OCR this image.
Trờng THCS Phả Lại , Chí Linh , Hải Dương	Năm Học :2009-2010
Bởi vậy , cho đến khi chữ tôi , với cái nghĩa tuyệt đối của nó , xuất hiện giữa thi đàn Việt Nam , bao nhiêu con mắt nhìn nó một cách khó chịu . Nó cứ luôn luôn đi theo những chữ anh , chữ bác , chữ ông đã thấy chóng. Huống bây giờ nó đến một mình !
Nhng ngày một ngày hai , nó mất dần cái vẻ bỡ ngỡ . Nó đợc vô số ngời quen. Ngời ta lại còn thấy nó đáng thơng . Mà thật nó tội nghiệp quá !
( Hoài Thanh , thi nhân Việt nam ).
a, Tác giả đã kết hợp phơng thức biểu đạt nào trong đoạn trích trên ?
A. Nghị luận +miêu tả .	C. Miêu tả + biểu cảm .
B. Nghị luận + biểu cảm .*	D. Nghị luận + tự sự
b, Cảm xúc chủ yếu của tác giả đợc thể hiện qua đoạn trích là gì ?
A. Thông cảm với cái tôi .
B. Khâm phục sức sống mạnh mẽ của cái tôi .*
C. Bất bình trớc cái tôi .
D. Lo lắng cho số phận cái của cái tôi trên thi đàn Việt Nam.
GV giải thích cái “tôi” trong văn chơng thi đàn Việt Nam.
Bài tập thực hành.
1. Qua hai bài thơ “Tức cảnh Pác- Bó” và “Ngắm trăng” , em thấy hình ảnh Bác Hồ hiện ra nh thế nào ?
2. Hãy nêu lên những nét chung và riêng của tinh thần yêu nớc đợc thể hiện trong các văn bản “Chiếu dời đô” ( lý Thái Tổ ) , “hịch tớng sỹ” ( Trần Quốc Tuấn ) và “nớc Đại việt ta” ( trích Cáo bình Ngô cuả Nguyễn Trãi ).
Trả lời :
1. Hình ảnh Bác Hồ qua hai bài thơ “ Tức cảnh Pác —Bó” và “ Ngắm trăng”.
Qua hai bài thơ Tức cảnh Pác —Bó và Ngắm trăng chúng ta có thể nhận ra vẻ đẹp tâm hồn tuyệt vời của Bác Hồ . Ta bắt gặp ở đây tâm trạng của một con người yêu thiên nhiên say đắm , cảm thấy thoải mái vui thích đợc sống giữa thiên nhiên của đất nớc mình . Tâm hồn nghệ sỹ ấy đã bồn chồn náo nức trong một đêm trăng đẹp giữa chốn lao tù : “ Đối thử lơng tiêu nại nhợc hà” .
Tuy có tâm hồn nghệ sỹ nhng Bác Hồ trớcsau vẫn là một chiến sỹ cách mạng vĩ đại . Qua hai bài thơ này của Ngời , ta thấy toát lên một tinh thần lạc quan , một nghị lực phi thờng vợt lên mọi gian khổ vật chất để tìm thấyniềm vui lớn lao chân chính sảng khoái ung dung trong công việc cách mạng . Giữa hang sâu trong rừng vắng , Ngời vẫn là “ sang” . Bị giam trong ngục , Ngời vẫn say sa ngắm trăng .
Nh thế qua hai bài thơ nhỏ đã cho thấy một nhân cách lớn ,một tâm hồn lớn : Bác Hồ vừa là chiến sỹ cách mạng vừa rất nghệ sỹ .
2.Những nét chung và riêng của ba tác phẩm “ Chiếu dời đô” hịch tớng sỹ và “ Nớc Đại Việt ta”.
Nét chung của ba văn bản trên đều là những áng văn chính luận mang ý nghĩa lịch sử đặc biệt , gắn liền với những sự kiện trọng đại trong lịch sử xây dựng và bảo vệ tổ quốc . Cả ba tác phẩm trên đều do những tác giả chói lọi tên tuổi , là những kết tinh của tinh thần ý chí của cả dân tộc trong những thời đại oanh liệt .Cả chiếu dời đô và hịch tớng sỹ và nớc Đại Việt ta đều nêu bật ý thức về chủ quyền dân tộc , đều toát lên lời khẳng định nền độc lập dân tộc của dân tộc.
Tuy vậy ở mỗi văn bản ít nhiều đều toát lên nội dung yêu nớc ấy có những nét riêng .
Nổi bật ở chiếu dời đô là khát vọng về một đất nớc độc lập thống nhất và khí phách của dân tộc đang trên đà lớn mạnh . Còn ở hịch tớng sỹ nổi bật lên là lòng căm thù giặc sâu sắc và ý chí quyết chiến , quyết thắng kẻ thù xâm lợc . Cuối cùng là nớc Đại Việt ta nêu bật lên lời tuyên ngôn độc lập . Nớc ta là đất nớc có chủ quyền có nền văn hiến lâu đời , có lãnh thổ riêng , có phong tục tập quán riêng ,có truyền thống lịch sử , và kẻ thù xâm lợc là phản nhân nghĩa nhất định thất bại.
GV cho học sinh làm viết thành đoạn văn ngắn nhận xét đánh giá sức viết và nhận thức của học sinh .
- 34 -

· · ·

--- Task instructions ---
Repeat the records above in full, character for character.

--- Worked solution ---
OCR this image.
Trờng THCS Phả Lại , Chí Linh , Hải Dương	Năm Học :2009-2010
Bởi vậy , cho đến khi chữ tôi , với cái nghĩa tuyệt đối của nó , xuất hiện giữa thi đàn Việt Nam , bao nhiêu con mắt nhìn nó một cách khó chịu . Nó cứ luôn luôn đi theo những chữ anh , chữ bác , chữ ông đã thấy chóng. Huống bây giờ nó đến một mình !
Nhng ngày một ngày hai , nó mất dần cái vẻ bỡ ngỡ . Nó đợc vô số ngời quen. Ngời ta lại còn thấy nó đáng thơng . Mà thật nó tội nghiệp quá !
( Hoài Thanh , thi nhân Việt nam ).
a, Tác giả đã kết hợp phơng thức biểu đạt nào trong đoạn trích trên ?
A. Nghị luận +miêu tả .	C. Miêu tả + biểu cảm .
B. Nghị luận + biểu cảm .*	D. Nghị luận + tự sự
b, Cảm xúc chủ yếu của tác giả đợc thể hiện qua đoạn trích là gì ?
A. Thông cảm với cái tôi .
B. Khâm phục sức sống mạnh mẽ của cái tôi .*
C. Bất bình trớc cái tôi .
D. Lo lắng cho số phận cái của cái tôi trên thi đàn Việt Nam.
GV giải thích cái “tôi” trong văn chơng thi đàn Việt Nam.
Bài tập thực hành.
1. Qua hai bài thơ “Tức cảnh Pác- Bó” và “Ngắm trăng” , em thấy hình ảnh Bác Hồ hiện ra nh thế nào ?
2. Hãy nêu lên những nét chung và riêng của tinh thần yêu nớc đợc thể hiện trong các văn bản “Chiếu dời đô” ( lý Thái Tổ ) , “hịch tớng sỹ” ( Trần Quốc Tuấn ) và “nớc Đại việt ta” ( trích Cáo bình Ngô cuả Nguyễn Trãi ).
Trả lời :
1. Hình ảnh Bác Hồ qua hai bài thơ “ Tức cảnh Pác —Bó” và “ Ngắm trăng”.
Qua hai bài thơ Tức cảnh Pác —Bó và Ngắm trăng chúng ta có thể nhận ra vẻ đẹp tâm hồn tuyệt vời của Bác Hồ . Ta bắt gặp ở đây tâm trạng của một con người yêu thiên nhiên say đắm , cảm thấy thoải mái vui thích đợc sống giữa thiên nhiên của đất nớc mình . Tâm hồn nghệ sỹ ấy đã bồn chồn náo nức trong một đêm trăng đẹp giữa chốn lao tù : “ Đối thử lơng tiêu nại nhợc hà” .
Tuy có tâm hồn nghệ sỹ nhng Bác Hồ trớcsau vẫn là một chiến sỹ cách mạng vĩ đại . Qua hai bài thơ này của Ngời , ta thấy toát lên một tinh thần lạc quan , một nghị lực phi thờng vợt lên mọi gian khổ vật chất để tìm thấyniềm vui lớn lao chân chính sảng khoái ung dung trong công việc cách mạng . Giữa hang sâu trong rừng vắng , Ngời vẫn là “ sang” . Bị giam trong ngục , Ngời vẫn say sa ngắm trăng .
Nh thế qua hai bài thơ nhỏ đã cho thấy một nhân cách lớn ,một tâm hồn lớn : Bác Hồ vừa là chiến sỹ cách mạng vừa rất nghệ sỹ .
2.Những nét chung và riêng của ba tác phẩm “ Chiếu dời đô” hịch tớng sỹ và “ Nớc Đại Việt ta”.
Nét chung của ba văn bản trên đều là những áng văn chính luận mang ý nghĩa lịch sử đặc biệt , gắn liền với những sự kiện trọng đại trong lịch sử xây dựng và bảo vệ tổ quốc . Cả ba tác phẩm trên đều do những tác giả chói lọi tên tuổi , là những kết tinh của tinh thần ý chí của cả dân tộc trong những thời đại oanh liệt .Cả chiếu dời đô và hịch tớng sỹ và nớc Đại Việt ta đều nêu bật ý thức về chủ quyền dân tộc , đều toát lên lời khẳng định nền độc lập dân tộc của dân tộc.
Tuy vậy ở mỗi văn bản ít nhiều đều toát lên nội dung yêu nớc ấy có những nét riêng .
Nổi bật ở chiếu dời đô là khát vọng về một đất nớc độc lập thống nhất và khí phách của dân tộc đang trên đà lớn mạnh . Còn ở hịch tớng sỹ nổi bật lên là lòng căm thù giặc sâu sắc và ý chí quyết chiến , quyết thắng kẻ thù xâm lợc . Cuối cùng là nớc Đại Việt ta nêu bật lên lời tuyên ngôn độc lập . Nớc ta là đất nớc có chủ quyền có nền văn hiến lâu đời , có lãnh thổ riêng , có phong tục tập quán riêng ,có truyền thống lịch sử , và kẻ thù xâm lợc là phản nhân nghĩa nhất định thất bại.
GV cho học sinh làm viết thành đoạn văn ngắn nhận xét đánh giá sức viết và nhận thức của học sinh .
- 34 -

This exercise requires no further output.